═══ Data for this exercise

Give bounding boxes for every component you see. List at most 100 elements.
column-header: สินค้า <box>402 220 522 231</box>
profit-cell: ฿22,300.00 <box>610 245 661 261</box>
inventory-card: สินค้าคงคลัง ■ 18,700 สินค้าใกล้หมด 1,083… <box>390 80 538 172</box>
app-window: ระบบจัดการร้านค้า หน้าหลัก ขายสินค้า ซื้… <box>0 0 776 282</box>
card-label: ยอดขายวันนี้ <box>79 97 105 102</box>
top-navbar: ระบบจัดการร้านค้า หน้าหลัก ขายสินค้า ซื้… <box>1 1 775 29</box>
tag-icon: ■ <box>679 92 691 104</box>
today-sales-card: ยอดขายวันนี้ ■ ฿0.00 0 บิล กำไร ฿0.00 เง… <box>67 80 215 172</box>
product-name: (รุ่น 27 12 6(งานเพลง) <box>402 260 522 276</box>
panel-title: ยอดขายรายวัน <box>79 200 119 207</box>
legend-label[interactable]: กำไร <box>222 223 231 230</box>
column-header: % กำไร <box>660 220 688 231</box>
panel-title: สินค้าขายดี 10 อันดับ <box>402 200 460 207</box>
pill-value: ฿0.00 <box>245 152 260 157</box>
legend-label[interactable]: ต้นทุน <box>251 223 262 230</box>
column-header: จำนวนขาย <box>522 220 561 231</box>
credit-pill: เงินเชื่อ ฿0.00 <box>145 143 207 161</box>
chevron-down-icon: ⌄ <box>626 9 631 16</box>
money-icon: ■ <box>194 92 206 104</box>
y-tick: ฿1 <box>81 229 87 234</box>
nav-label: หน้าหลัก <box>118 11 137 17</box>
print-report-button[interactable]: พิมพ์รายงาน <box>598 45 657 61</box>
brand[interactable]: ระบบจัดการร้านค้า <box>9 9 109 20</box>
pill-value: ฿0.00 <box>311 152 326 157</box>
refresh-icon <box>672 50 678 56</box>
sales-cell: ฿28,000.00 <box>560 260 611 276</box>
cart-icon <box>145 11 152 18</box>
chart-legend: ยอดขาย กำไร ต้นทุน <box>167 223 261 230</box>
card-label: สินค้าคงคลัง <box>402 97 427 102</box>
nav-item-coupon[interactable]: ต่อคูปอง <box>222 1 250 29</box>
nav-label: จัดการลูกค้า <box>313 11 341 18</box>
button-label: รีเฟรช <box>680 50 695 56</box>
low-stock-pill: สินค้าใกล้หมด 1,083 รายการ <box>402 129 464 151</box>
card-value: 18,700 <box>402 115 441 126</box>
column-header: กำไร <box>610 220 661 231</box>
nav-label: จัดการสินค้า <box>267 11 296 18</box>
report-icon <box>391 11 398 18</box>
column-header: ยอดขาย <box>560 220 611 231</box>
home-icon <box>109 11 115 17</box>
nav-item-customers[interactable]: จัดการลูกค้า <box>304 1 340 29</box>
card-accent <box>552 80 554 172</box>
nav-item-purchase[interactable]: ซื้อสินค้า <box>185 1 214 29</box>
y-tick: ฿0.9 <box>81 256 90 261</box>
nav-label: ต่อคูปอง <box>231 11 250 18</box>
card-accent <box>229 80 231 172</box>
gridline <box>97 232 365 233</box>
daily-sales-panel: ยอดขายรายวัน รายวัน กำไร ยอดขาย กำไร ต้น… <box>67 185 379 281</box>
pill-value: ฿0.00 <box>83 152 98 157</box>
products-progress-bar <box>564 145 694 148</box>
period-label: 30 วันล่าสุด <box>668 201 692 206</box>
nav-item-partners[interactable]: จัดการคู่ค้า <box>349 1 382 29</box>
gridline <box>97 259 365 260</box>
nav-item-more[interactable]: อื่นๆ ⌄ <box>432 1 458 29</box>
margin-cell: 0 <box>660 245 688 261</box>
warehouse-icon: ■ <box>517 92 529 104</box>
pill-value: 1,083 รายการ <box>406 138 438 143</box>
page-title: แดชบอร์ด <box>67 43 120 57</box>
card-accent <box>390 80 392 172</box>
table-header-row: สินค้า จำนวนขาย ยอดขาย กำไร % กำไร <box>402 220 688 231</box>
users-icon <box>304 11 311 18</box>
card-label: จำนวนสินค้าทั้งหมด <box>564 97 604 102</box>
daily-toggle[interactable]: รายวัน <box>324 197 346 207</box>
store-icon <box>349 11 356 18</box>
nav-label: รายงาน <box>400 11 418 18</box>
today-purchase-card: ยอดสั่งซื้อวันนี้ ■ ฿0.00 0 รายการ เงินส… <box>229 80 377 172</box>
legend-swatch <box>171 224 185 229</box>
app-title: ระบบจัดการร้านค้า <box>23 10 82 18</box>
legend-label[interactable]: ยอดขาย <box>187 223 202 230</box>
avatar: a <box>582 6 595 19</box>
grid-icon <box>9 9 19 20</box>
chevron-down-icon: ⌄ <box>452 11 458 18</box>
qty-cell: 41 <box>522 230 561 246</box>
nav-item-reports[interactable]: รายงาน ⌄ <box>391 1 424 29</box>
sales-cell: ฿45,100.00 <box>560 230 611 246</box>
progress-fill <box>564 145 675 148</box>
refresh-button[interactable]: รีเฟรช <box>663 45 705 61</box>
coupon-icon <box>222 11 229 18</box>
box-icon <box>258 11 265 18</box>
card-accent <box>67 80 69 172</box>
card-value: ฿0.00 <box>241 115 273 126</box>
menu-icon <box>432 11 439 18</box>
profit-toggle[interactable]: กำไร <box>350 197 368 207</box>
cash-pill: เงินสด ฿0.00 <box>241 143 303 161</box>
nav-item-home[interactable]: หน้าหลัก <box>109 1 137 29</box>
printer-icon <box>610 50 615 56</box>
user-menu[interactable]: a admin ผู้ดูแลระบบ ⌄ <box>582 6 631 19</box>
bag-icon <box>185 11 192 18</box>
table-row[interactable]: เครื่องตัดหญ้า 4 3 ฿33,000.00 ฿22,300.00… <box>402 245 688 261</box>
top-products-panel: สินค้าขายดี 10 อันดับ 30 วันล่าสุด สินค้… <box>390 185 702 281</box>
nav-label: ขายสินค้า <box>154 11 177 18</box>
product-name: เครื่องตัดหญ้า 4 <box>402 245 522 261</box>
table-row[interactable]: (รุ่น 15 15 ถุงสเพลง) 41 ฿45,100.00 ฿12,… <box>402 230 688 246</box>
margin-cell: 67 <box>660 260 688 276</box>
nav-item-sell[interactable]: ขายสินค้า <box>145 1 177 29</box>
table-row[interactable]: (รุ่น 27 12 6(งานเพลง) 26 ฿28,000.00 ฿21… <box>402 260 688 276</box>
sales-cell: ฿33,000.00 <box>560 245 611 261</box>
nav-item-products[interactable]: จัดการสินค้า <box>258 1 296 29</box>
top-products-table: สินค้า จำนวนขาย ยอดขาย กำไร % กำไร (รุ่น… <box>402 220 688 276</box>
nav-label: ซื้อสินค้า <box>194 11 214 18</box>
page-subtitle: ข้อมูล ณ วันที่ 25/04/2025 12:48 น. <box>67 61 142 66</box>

══════

Work to do — Return the lines of the listing from its start up to and including the line with "profit-cell: ฿22,300.00 <box>610", keeping each one identical to the original.

The result —
Give bounding boxes for every component you see. List at most 100 elements.
column-header: สินค้า <box>402 220 522 231</box>
profit-cell: ฿22,300.00 <box>610 245 661 261</box>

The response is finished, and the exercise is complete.